Data items:
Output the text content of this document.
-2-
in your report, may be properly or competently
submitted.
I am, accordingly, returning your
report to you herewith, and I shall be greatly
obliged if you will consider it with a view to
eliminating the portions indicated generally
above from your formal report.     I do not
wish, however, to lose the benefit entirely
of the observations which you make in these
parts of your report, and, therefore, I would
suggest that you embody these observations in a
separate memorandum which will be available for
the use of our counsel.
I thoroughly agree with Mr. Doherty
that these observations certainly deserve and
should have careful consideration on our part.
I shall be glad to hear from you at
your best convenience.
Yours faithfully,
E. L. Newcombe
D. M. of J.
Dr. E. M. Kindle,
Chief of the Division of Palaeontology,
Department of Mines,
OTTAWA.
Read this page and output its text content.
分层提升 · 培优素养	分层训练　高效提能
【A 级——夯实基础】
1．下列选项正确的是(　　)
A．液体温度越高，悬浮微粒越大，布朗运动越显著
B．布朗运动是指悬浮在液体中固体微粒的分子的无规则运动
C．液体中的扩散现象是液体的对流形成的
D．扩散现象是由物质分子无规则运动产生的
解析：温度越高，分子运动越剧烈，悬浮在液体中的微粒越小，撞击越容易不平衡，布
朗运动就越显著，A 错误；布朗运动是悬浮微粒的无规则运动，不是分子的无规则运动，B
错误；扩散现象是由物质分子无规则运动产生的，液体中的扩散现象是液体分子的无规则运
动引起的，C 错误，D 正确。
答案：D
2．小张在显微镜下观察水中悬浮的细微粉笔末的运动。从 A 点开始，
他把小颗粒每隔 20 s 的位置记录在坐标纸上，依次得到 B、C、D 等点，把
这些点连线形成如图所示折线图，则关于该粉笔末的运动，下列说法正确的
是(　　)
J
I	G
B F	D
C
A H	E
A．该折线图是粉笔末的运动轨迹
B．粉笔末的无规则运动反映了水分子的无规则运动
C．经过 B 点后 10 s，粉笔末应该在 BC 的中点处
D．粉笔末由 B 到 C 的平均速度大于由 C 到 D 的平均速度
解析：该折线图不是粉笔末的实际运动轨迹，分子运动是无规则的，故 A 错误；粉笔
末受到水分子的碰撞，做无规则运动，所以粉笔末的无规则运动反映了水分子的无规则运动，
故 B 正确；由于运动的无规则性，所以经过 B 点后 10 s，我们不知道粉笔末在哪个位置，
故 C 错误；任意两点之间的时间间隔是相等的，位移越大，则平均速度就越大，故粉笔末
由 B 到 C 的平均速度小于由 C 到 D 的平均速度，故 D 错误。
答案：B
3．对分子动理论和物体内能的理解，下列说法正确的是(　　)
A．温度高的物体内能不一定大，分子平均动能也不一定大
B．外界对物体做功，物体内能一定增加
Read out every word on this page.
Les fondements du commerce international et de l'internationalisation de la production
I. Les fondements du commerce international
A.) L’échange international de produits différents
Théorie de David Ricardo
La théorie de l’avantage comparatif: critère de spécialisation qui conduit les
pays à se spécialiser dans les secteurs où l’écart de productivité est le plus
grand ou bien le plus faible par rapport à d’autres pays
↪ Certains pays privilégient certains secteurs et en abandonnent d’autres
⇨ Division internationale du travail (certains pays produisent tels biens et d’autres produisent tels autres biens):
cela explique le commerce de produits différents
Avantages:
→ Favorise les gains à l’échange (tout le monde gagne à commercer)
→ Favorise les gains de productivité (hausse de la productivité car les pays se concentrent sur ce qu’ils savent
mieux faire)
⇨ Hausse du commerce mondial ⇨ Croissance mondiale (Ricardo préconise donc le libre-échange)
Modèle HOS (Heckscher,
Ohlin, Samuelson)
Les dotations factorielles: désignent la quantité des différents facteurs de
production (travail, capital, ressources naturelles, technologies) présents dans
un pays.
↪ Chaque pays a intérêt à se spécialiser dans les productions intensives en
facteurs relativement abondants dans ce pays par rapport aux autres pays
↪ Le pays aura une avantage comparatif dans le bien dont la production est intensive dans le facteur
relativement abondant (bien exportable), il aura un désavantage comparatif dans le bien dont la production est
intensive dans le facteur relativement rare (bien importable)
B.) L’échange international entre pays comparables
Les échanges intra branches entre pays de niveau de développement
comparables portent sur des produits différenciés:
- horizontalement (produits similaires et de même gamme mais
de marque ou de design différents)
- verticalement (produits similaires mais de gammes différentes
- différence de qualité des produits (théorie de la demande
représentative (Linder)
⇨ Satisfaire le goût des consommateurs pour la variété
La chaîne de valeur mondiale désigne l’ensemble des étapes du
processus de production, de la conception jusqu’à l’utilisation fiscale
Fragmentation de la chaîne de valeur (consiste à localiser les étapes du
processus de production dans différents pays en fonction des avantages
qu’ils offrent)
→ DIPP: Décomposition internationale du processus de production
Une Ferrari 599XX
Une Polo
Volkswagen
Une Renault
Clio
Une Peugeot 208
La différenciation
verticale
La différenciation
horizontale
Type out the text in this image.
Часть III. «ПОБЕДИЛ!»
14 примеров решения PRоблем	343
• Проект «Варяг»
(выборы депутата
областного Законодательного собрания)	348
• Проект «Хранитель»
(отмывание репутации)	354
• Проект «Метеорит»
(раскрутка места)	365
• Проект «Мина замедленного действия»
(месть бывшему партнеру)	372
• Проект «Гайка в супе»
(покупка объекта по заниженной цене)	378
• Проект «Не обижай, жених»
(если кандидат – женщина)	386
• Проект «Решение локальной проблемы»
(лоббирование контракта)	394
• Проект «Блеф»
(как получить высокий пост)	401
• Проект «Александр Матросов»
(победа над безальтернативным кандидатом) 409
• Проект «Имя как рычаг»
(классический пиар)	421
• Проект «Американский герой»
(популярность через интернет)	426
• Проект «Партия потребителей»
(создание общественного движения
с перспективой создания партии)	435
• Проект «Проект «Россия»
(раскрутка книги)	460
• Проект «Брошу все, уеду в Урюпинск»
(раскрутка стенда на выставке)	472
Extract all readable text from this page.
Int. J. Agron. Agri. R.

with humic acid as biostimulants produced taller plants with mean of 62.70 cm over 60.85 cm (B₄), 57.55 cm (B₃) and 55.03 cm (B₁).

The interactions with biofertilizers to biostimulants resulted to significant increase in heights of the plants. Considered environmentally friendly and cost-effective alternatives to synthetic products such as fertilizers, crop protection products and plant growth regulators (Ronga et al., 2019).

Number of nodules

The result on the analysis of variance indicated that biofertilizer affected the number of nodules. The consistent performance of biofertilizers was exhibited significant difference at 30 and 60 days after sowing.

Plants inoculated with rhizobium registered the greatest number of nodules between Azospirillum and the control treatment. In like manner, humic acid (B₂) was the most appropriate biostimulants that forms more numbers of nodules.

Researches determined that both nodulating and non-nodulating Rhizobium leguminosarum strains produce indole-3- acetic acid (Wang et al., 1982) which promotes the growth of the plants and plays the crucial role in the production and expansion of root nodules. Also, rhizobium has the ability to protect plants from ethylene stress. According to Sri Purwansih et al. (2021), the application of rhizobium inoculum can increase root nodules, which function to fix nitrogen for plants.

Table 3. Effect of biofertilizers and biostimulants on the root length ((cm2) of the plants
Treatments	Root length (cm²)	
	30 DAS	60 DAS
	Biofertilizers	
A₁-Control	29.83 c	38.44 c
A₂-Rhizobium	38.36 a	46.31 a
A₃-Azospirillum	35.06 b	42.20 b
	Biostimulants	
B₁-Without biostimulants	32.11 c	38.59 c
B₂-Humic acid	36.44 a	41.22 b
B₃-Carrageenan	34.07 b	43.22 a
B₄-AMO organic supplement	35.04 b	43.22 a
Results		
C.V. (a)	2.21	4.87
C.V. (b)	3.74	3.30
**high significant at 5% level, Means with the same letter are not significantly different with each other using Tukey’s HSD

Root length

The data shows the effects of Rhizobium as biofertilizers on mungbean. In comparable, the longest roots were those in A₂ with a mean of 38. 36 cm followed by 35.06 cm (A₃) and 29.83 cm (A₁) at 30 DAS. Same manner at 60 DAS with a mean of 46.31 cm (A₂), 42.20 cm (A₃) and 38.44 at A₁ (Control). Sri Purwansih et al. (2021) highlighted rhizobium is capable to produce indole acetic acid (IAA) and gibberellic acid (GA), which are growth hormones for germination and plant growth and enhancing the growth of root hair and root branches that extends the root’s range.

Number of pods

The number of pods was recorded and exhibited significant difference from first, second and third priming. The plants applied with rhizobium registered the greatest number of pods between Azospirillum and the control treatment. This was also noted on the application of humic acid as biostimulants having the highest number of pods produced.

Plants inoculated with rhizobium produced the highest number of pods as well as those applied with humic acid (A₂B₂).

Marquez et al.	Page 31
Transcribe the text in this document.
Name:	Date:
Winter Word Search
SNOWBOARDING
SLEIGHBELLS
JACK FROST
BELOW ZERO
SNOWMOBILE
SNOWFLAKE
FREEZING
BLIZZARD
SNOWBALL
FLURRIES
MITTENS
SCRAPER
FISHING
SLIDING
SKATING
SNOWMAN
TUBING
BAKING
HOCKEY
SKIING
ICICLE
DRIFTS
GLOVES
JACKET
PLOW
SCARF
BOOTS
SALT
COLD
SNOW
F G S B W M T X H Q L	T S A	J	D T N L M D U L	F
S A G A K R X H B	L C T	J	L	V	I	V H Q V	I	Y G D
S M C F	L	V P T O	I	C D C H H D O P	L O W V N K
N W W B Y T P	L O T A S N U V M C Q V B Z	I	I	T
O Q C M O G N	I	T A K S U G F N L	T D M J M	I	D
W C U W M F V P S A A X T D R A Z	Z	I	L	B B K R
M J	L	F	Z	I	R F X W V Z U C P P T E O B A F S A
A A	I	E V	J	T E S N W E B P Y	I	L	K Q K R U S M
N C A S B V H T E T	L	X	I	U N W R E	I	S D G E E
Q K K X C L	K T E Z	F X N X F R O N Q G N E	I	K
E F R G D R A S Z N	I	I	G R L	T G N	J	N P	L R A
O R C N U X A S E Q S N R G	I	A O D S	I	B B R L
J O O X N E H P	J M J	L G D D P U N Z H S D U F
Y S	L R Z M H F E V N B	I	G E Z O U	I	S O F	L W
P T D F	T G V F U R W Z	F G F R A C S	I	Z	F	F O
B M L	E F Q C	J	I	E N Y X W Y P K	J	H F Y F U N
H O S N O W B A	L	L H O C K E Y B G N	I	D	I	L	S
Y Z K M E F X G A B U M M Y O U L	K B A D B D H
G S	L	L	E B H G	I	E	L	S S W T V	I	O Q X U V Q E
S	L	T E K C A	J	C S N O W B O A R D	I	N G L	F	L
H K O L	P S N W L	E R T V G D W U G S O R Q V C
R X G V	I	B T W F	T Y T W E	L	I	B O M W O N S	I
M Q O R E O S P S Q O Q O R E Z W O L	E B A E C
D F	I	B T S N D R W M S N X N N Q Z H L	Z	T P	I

Exercise aim »
Tally up the lines holding the string "mais" in this listing, and report the total alone.

The result »
2